# Task set
[1] In the forum post about learning grappling, rewrite the part that opens with the words containing "I am loking" and closes with "fuckn train anymore?", swapping "snowflake" for "raindrop".
[2] In the forum post about learning grappling, how has the writer been preparing while lacking actual grappling experience?
[3] Continue the forum post about learning grappling from the point where it stops.

# Page
++++++++

The reason I am asking is the closest Ive come to grappling is seing it on tv and online. I have trained in striking and conditining all my life, but recently I decided to expand my range and I got hooked on MMA. I want to learn to be a good grappler, wrestler and jiu-jitsu player, but until I can get some actual experience. But what I have been doing is meditating on it. I have visualized every grappling scenario I have ever seen. In my mind, I have gone through a million moves and feel that my instincts and mental feel are very sharp.

I am loking for a place to train grappling s I will find out soon enough. My question is this: how god can one graple based spolely on instinct and feel?
 
You are not special. You are not a beautiful or unique snowflake. You're the same decaying organic matter as everything else.
 
Does anyone fuckn train anymore?
Every day theres a new post : "Guys I roll with my friends in their backyard and I work them."
"How do you get out of this submission hold? I cant ask the instructor, because my instructor is TUF season 1."

++++++++

# Supplied information
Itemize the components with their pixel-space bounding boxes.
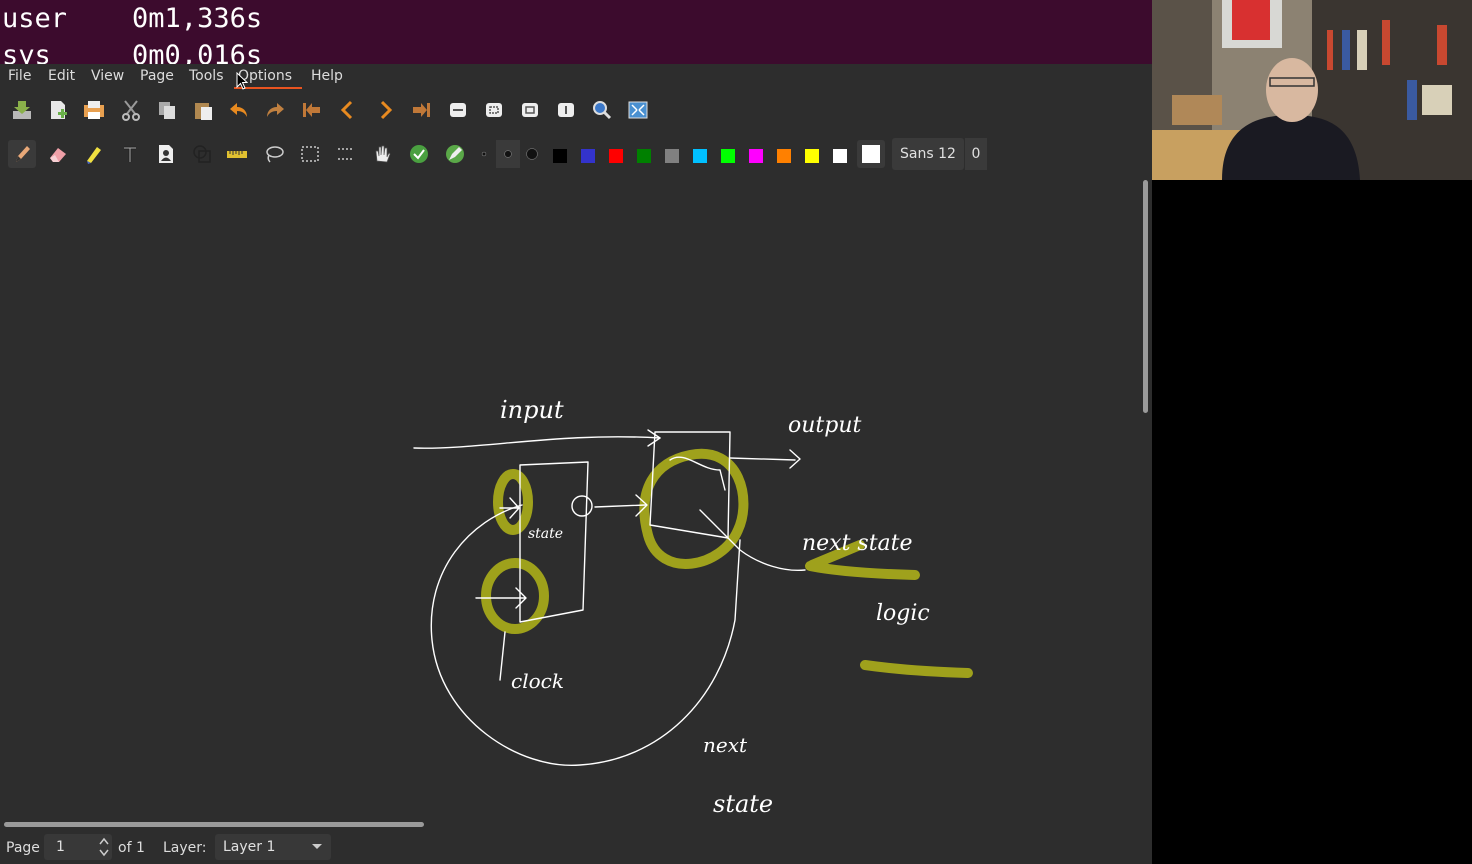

++++++++

# Outputs by task
[1]
I am loking for a place to train grappling s I will find out soon enough. My question is this: how god can one graple based spolely on instinct and feel?
 
You are not special. You are not a beautiful or unique raindrop. You're the same decaying organic matter as everything else.
 
Does anyone fuckn train anymore?

[2] By meditating on it and visualizing every grappling scenario the writer has ever seen.

[3]
"Hey guys I think I can make it to UFC: I know all the answers to every question ever asked, without training. "
"Hey guys.. hey guys hey guys."
Shut the hell up! And TRAIN!
 
gracie_barra said:
Does anyone fuckn train anymore?
Every day theres a new post : "Guys I roll with my friends in their backyard and I work them."
"How do you get out of this submission hold? I cant ask the instructor, because my instructor is TUF season 1."
"Hey guys I think I can make it to UFC: I know all the answers to every question ever asked, without training. "
"Hey guys.. hey guys hey guys."
Shut the hell up! And TRAIN!

I do train, extremely hard as a matter of fact. Visualization and meditation are legitimate training tools used by Randy Couture for example. I am not seeking a replacement for training but asking a specific question.
 
Against a 3 month BJJ practioner you will get womped. Your answer is no.

Train at a legit school.
 
Bama Zulu said:
Against a 3 month BJJ practioner you will get womped. Your answer is no.

Train at a legit school.

Can a three month practicioner execute the bottom guard hip thrust escape into and armbar that Fedor Emelianenko defeated Mark Coleman with? Ive done that move to perfection in my mind, and on the mat although without a partner but the motion, speed and technique are all there.

I am not saying I can beat ANY trained grappler, just letting you know that mentally, I am far from an amateur, and I dont think any beginner could beat me. Even though I have never grappled, I have a very solid repertoire of moves in my mind, ready to go. That has to be worth something.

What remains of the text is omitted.